**Input:**

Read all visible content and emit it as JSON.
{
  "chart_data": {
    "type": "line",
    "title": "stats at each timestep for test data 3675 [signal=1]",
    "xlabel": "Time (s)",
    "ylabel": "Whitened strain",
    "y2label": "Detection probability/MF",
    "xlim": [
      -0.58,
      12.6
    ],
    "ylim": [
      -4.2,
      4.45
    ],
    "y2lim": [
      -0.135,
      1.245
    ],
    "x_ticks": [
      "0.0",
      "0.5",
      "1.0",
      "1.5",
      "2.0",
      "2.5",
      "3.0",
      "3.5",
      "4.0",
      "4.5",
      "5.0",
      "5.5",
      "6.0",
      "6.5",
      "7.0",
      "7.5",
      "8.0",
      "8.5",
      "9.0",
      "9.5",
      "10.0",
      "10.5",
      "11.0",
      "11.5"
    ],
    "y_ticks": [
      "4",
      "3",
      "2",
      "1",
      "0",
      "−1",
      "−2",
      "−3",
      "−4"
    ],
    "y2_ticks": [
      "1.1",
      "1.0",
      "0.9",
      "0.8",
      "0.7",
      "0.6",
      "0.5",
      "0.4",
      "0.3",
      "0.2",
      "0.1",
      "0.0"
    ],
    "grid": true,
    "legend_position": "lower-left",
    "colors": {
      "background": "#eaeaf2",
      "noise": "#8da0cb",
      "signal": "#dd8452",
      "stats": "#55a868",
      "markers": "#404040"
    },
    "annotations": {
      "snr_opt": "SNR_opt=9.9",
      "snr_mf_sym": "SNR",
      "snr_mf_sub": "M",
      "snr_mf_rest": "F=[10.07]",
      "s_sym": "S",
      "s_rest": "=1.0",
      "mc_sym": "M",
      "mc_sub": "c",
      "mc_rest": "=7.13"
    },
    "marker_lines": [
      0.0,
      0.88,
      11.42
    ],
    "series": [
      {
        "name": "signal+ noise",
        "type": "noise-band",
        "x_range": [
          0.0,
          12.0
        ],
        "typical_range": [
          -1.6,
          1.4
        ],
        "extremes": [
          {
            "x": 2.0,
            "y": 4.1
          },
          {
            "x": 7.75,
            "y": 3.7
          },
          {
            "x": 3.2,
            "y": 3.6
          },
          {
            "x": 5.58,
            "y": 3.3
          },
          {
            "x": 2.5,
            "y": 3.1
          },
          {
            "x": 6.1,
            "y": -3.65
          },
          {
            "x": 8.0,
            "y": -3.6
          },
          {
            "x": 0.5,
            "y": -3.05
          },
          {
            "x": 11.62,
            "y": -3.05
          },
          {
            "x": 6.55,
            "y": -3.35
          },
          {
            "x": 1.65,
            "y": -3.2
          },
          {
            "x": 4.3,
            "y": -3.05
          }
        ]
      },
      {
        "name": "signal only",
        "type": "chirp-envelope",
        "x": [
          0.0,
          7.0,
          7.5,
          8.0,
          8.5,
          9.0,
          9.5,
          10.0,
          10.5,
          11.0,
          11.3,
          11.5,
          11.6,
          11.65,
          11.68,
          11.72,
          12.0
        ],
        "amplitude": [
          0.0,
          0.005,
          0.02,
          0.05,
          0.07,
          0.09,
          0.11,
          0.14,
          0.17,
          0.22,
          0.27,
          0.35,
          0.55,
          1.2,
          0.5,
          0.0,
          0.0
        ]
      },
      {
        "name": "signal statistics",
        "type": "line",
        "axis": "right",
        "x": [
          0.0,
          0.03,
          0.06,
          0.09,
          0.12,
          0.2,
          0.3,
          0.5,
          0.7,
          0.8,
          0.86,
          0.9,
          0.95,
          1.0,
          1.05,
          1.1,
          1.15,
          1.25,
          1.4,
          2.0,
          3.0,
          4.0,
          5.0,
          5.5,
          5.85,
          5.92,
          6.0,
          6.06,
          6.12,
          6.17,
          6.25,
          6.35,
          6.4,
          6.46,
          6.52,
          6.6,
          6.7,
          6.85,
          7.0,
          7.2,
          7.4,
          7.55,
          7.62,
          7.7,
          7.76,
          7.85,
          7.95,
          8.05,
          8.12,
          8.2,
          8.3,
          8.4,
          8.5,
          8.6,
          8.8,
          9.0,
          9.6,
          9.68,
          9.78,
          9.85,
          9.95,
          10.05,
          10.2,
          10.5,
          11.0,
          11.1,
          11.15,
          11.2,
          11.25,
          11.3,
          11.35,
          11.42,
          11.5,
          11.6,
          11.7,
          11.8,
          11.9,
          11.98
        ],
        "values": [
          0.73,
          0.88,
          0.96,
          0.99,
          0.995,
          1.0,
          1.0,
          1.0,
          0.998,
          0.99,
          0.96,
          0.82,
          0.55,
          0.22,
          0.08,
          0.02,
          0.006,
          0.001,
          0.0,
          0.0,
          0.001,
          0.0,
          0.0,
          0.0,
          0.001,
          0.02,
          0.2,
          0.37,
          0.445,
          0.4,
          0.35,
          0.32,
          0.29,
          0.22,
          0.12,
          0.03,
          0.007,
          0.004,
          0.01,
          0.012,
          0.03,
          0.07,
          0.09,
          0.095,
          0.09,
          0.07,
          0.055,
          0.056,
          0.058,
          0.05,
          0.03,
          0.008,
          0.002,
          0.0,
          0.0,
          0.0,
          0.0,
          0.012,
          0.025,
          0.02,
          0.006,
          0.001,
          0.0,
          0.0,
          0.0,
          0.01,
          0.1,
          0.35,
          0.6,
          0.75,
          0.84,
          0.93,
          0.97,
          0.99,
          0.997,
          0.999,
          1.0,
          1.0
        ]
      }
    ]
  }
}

* * *

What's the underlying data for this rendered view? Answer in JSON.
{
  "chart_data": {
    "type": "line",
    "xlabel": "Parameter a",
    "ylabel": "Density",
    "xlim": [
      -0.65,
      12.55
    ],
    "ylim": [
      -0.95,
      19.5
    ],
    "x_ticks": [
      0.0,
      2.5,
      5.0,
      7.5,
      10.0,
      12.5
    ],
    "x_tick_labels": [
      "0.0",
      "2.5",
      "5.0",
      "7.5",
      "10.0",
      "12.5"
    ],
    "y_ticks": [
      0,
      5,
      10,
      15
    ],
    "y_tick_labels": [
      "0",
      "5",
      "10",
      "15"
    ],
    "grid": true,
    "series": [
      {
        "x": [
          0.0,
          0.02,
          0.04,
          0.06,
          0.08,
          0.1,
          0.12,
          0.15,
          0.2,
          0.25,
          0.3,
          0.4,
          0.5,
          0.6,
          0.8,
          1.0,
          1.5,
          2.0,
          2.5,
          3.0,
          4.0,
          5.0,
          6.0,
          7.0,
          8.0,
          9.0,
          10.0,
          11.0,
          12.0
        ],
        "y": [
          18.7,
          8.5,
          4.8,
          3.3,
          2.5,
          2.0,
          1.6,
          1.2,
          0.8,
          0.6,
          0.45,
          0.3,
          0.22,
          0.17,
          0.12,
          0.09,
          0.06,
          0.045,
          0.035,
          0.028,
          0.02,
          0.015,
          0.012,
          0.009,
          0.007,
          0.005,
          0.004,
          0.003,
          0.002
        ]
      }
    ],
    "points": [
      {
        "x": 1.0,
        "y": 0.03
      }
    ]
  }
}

**Brief:** Scan the material above. Copy each line where "type" occurs.

**Solution for this exercise:**
    "type": "line",
        "type": "noise-band",
        "type": "chirp-envelope",
        "type": "line",
    "type": "line",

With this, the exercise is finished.